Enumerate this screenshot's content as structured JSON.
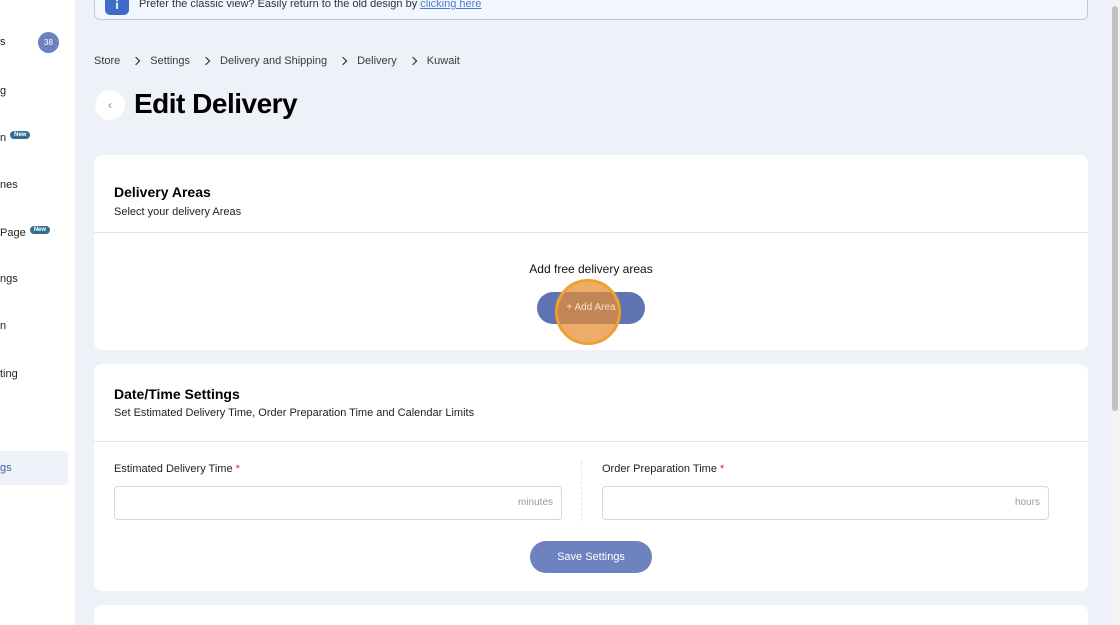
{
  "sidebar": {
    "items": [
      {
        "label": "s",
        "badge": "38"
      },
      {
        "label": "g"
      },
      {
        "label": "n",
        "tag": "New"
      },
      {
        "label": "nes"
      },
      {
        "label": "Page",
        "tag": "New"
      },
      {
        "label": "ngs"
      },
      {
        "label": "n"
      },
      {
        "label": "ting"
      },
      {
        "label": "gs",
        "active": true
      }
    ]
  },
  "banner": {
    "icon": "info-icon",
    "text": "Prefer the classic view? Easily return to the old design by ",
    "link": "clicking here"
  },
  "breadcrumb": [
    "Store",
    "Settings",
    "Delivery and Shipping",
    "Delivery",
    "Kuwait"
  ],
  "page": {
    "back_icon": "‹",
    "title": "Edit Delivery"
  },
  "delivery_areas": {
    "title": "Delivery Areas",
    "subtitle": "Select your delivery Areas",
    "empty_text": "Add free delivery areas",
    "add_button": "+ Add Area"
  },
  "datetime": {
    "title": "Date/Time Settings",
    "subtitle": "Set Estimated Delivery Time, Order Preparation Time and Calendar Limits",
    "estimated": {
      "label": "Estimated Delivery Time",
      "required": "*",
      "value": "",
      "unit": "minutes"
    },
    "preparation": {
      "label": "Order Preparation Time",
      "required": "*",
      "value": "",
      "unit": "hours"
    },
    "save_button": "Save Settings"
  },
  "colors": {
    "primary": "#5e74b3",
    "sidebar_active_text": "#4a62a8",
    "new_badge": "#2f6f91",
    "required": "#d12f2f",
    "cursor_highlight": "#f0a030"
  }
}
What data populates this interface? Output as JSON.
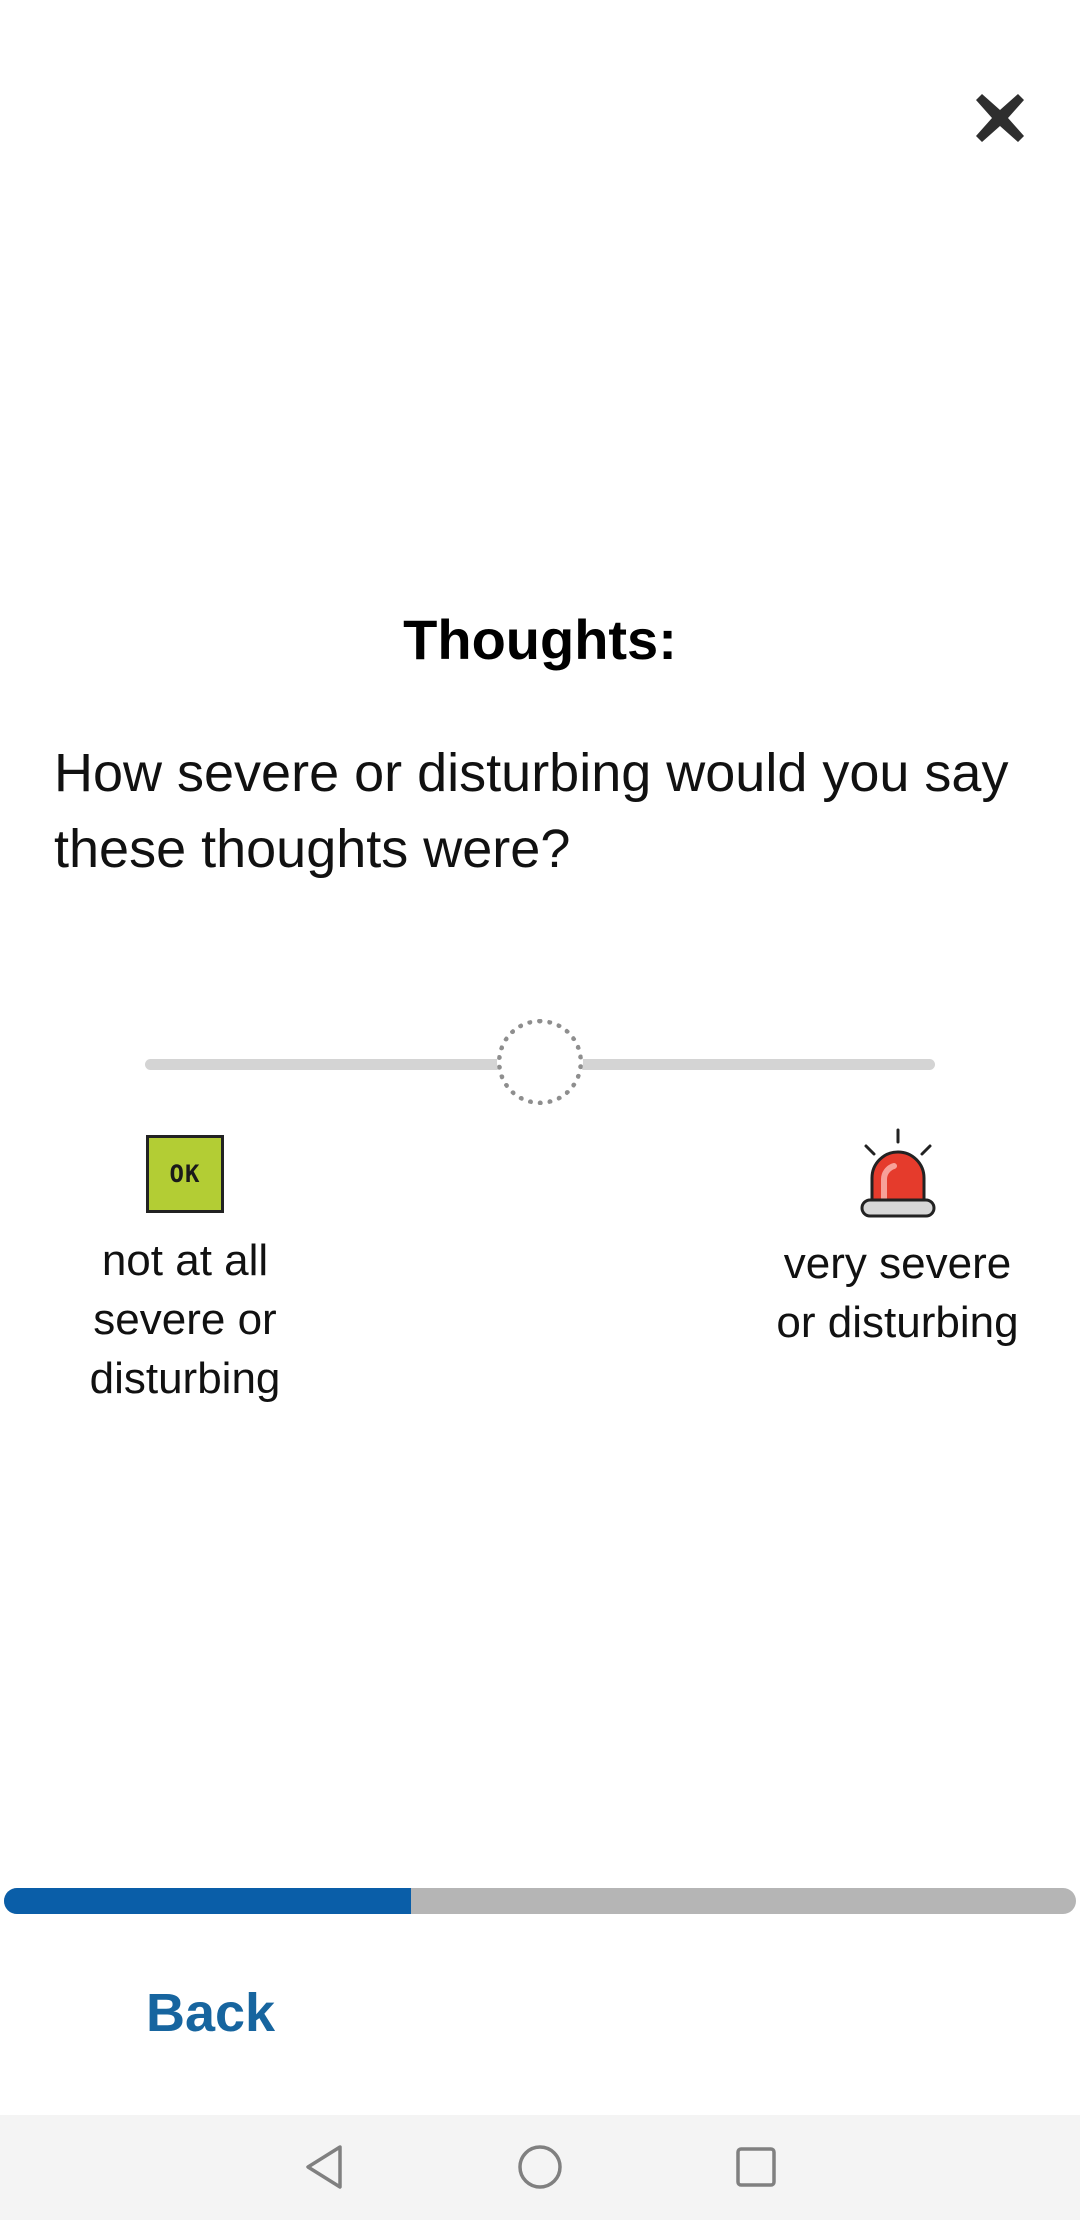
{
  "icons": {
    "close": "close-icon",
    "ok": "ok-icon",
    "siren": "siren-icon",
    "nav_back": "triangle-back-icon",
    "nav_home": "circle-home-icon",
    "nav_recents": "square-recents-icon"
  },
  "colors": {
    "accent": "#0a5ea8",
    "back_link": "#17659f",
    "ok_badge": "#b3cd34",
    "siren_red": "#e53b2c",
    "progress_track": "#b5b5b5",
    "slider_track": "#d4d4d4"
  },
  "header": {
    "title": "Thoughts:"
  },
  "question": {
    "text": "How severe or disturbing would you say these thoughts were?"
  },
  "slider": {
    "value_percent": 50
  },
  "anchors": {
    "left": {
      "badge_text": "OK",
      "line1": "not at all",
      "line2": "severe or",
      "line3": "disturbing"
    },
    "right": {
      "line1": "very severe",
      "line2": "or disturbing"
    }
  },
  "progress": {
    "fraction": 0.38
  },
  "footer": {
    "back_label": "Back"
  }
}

### Task directions
Identify the lines above that contain the word "subtitle", then copy them.

### Response below
    "subtitle": "Select your delivery Areas",
    "subtitle": "Set Estimated Delivery Time, Order Preparation Time and Calendar Limits",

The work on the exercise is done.